-- START EXERCISE MATERIALS --

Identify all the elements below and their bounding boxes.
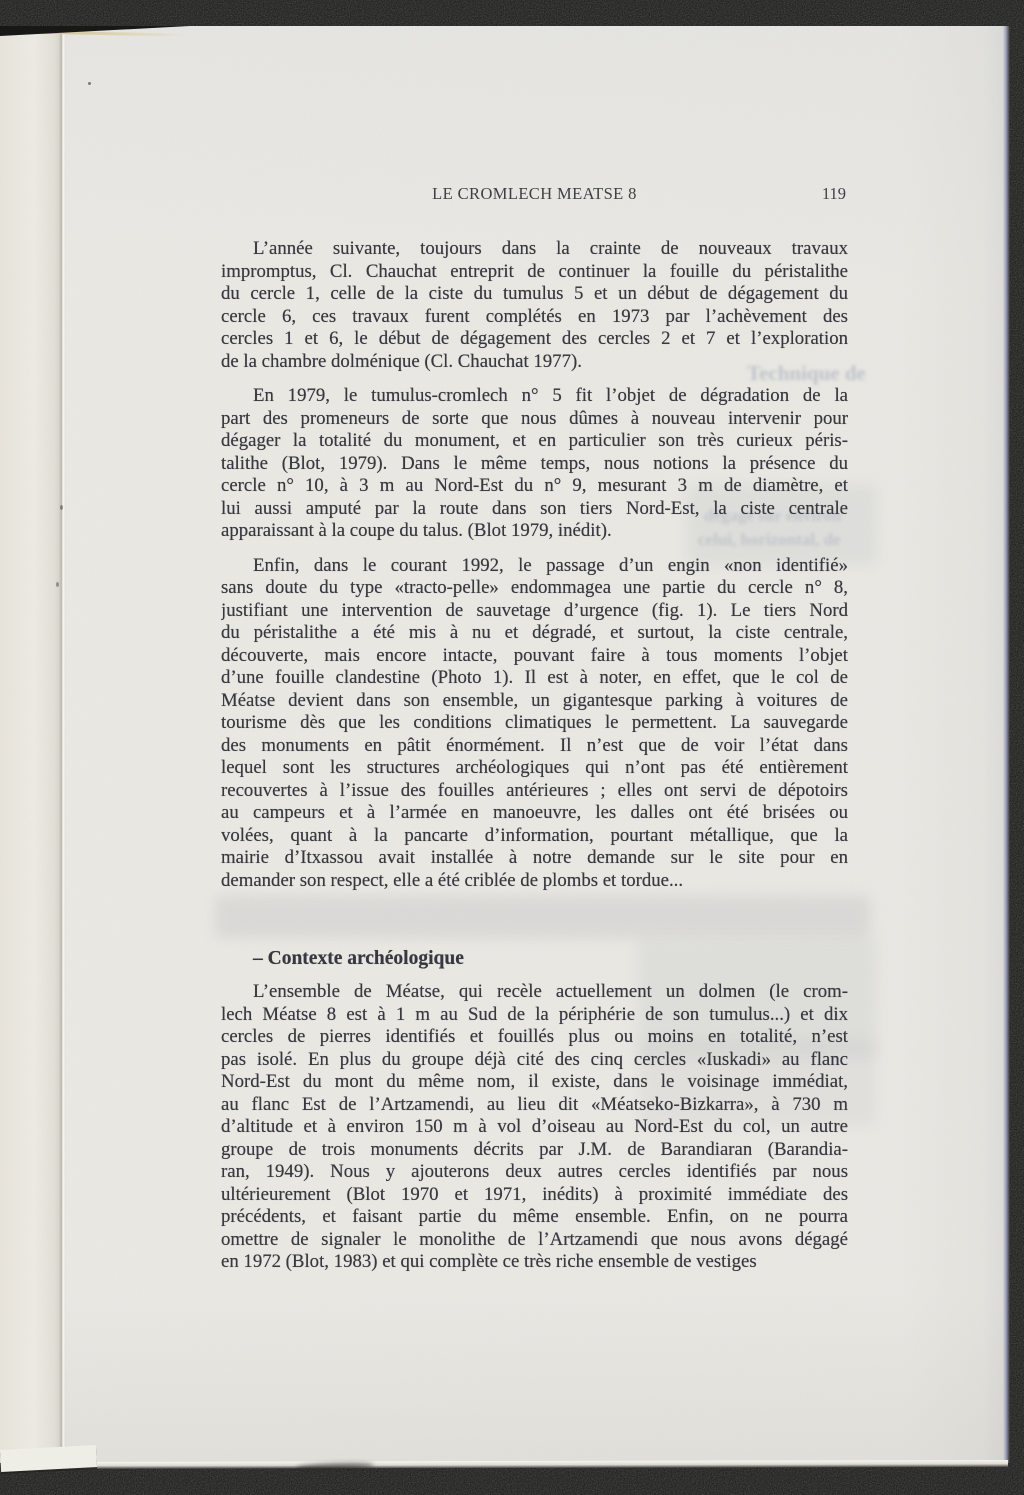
body-line: L’ensemble de Méatse, qui recèle actuell… — [221, 981, 848, 1004]
body-line: Nord-Est du mont du même nom, il existe,… — [221, 1071, 848, 1094]
gutter-crease — [59, 26, 66, 1463]
body-line: justifiant une intervention de sauvetage… — [221, 600, 848, 623]
body-line: ran, 1949). Nous y ajouterons deux autre… — [221, 1161, 848, 1184]
body-line: lui aussi amputé par la route dans son t… — [221, 498, 848, 521]
body-line: sans doute du type «tracto-pelle» endomm… — [221, 577, 848, 600]
section-heading: – Contexte archéologique — [221, 947, 848, 971]
body-line: d’altitude et à environ 150 m à vol d’oi… — [221, 1116, 848, 1139]
body-line: recouvertes à l’issue des fouilles antér… — [221, 780, 848, 803]
body-line: volées, quant à la pancarte d’informatio… — [221, 825, 848, 848]
body-line: cercles de pierres identifiés et fouillé… — [221, 1026, 848, 1049]
body-line: apparaissant à la coupe du talus. (Blot … — [221, 520, 848, 543]
binding-speck — [56, 582, 59, 587]
body-line: mairie d’Itxassou avait installée à notr… — [221, 847, 848, 870]
body-line: Méatse devient dans son ensemble, un gig… — [221, 690, 848, 713]
body-line: talithe (Blot, 1979). Dans le même temps… — [221, 453, 848, 476]
body-line: pas isolé. En plus du groupe déjà cité d… — [221, 1049, 848, 1072]
paper-speck — [88, 82, 91, 85]
body-line: précédents, et faisant partie du même en… — [221, 1206, 848, 1229]
text-block: L’année suivante, toujours dans la crain… — [221, 238, 848, 1286]
body-line: du cercle 1, celle de la ciste du tumulu… — [221, 283, 848, 306]
body-line: demander son respect, elle a été criblée… — [221, 870, 848, 893]
running-title: LE CROMLECH MEATSE 8 — [221, 184, 848, 204]
body-line: En 1979, le tumulus-cromlech n° 5 fit l’… — [221, 385, 848, 408]
body-line: de la chambre dolménique (Cl. Chauchat 1… — [221, 351, 848, 374]
body-paragraph: En 1979, le tumulus-cromlech n° 5 fit l’… — [221, 385, 848, 543]
body-line: groupe de trois monuments décrits par J.… — [221, 1139, 848, 1162]
binding-speck — [60, 505, 63, 510]
body-line: au campeurs et à l’armée en manoeuvre, l… — [221, 802, 848, 825]
body-paragraph: L’ensemble de Méatse, qui recèle actuell… — [221, 981, 848, 1274]
body-line: tourisme dès que les conditions climatiq… — [221, 712, 848, 735]
body-line: au flanc Est de l’Artzamendi, au lieu di… — [221, 1094, 848, 1117]
body-line: du péristalithe a été mis à nu et dégrad… — [221, 622, 848, 645]
body-line: ultérieurement (Blot 1970 et 1971, inédi… — [221, 1184, 848, 1207]
body-line: impromptus, Cl. Chauchat entreprit de co… — [221, 261, 848, 284]
page-number: 119 — [822, 184, 846, 204]
body-paragraph: Enfin, dans le courant 1992, le passage … — [221, 555, 848, 893]
body-line: découverte, mais encore intacte, pouvant… — [221, 645, 848, 668]
body-line: dégager la totalité du monument, et en p… — [221, 430, 848, 453]
body-line: Enfin, dans le courant 1992, le passage … — [221, 555, 848, 578]
body-line: lech Méatse 8 est à 1 m au Sud de la pér… — [221, 1004, 848, 1027]
body-line: en 1972 (Blot, 1983) et qui complète ce … — [221, 1251, 848, 1274]
body-line: L’année suivante, toujours dans la crain… — [221, 238, 848, 261]
body-line: part des promeneurs de sorte que nous dû… — [221, 408, 848, 431]
body-paragraph: L’année suivante, toujours dans la crain… — [221, 238, 848, 373]
body-line: cercle 6, ces travaux furent complétés e… — [221, 306, 848, 329]
body-line: des monuments en pâtit énormément. Il n’… — [221, 735, 848, 758]
page-right-edge — [1003, 26, 1010, 1463]
running-header: LE CROMLECH MEATSE 8 119 — [221, 184, 848, 208]
body-line: cercle n° 10, à 3 m au Nord-Est du n° 9,… — [221, 475, 848, 498]
facing-page-edge — [0, 26, 62, 1463]
body-line: d’une fouille clandestine (Photo 1). Il … — [221, 667, 848, 690]
body-line: lequel sont les structures archéologique… — [221, 757, 848, 780]
body-line: omettre de signaler le monolithe de l’Ar… — [221, 1229, 848, 1252]
body-line: cercles 1 et 6, le début de dégagement d… — [221, 328, 848, 351]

-- END EXERCISE MATERIALS --

_TASK INSTRUCTIONS_: Reproduce every line of the records above verbatim, omitting the picture.

_RESULT OF THE TASK_:
Identify all the elements below and their bounding boxes.
body-line: L’ensemble de Méatse, qui recèle actuell… — [221, 981, 848, 1004]
body-line: Nord-Est du mont du même nom, il existe,… — [221, 1071, 848, 1094]
gutter-crease — [59, 26, 66, 1463]
body-line: justifiant une intervention de sauvetage… — [221, 600, 848, 623]
body-line: ran, 1949). Nous y ajouterons deux autre… — [221, 1161, 848, 1184]
body-line: lui aussi amputé par la route dans son t… — [221, 498, 848, 521]
body-line: sans doute du type «tracto-pelle» endomm… — [221, 577, 848, 600]
section-heading: – Contexte archéologique — [221, 947, 848, 971]
body-line: d’altitude et à environ 150 m à vol d’oi… — [221, 1116, 848, 1139]
body-line: recouvertes à l’issue des fouilles antér… — [221, 780, 848, 803]
body-line: volées, quant à la pancarte d’informatio… — [221, 825, 848, 848]
body-line: cercles de pierres identifiés et fouillé… — [221, 1026, 848, 1049]
body-line: apparaissant à la coupe du talus. (Blot … — [221, 520, 848, 543]
binding-speck — [56, 582, 59, 587]
body-line: mairie d’Itxassou avait installée à notr… — [221, 847, 848, 870]
body-line: Méatse devient dans son ensemble, un gig… — [221, 690, 848, 713]
body-line: talithe (Blot, 1979). Dans le même temps… — [221, 453, 848, 476]
body-line: pas isolé. En plus du groupe déjà cité d… — [221, 1049, 848, 1072]
paper-speck — [88, 82, 91, 85]
body-line: précédents, et faisant partie du même en… — [221, 1206, 848, 1229]
text-block: L’année suivante, toujours dans la crain… — [221, 238, 848, 1286]
body-line: du cercle 1, celle de la ciste du tumulu… — [221, 283, 848, 306]
body-line: demander son respect, elle a été criblée… — [221, 870, 848, 893]
running-title: LE CROMLECH MEATSE 8 — [221, 184, 848, 204]
body-line: En 1979, le tumulus-cromlech n° 5 fit l’… — [221, 385, 848, 408]
body-line: de la chambre dolménique (Cl. Chauchat 1… — [221, 351, 848, 374]
body-paragraph: En 1979, le tumulus-cromlech n° 5 fit l’… — [221, 385, 848, 543]
body-line: groupe de trois monuments décrits par J.… — [221, 1139, 848, 1162]
binding-speck — [60, 505, 63, 510]
body-line: au campeurs et à l’armée en manoeuvre, l… — [221, 802, 848, 825]
body-paragraph: L’ensemble de Méatse, qui recèle actuell… — [221, 981, 848, 1274]
body-line: tourisme dès que les conditions climatiq… — [221, 712, 848, 735]
body-line: au flanc Est de l’Artzamendi, au lieu di… — [221, 1094, 848, 1117]
body-line: du péristalithe a été mis à nu et dégrad… — [221, 622, 848, 645]
body-line: ultérieurement (Blot 1970 et 1971, inédi… — [221, 1184, 848, 1207]
body-line: impromptus, Cl. Chauchat entreprit de co… — [221, 261, 848, 284]
page-number: 119 — [822, 184, 846, 204]
body-paragraph: Enfin, dans le courant 1992, le passage … — [221, 555, 848, 893]
body-line: découverte, mais encore intacte, pouvant… — [221, 645, 848, 668]
body-line: dégager la totalité du monument, et en p… — [221, 430, 848, 453]
body-line: Enfin, dans le courant 1992, le passage … — [221, 555, 848, 578]
body-line: lech Méatse 8 est à 1 m au Sud de la pér… — [221, 1004, 848, 1027]
body-line: en 1972 (Blot, 1983) et qui complète ce … — [221, 1251, 848, 1274]
body-line: L’année suivante, toujours dans la crain… — [221, 238, 848, 261]
body-line: part des promeneurs de sorte que nous dû… — [221, 408, 848, 431]
body-paragraph: L’année suivante, toujours dans la crain… — [221, 238, 848, 373]
body-line: cercle 6, ces travaux furent complétés e… — [221, 306, 848, 329]
body-line: des monuments en pâtit énormément. Il n’… — [221, 735, 848, 758]
page-right-edge — [1003, 26, 1010, 1463]
running-header: LE CROMLECH MEATSE 8 119 — [221, 184, 848, 208]
body-line: cercle n° 10, à 3 m au Nord-Est du n° 9,… — [221, 475, 848, 498]
facing-page-edge — [0, 26, 62, 1463]
body-line: d’une fouille clandestine (Photo 1). Il … — [221, 667, 848, 690]
body-line: lequel sont les structures archéologique… — [221, 757, 848, 780]
body-line: omettre de signaler le monolithe de l’Ar… — [221, 1229, 848, 1252]
body-line: cercles 1 et 6, le début de dégagement d… — [221, 328, 848, 351]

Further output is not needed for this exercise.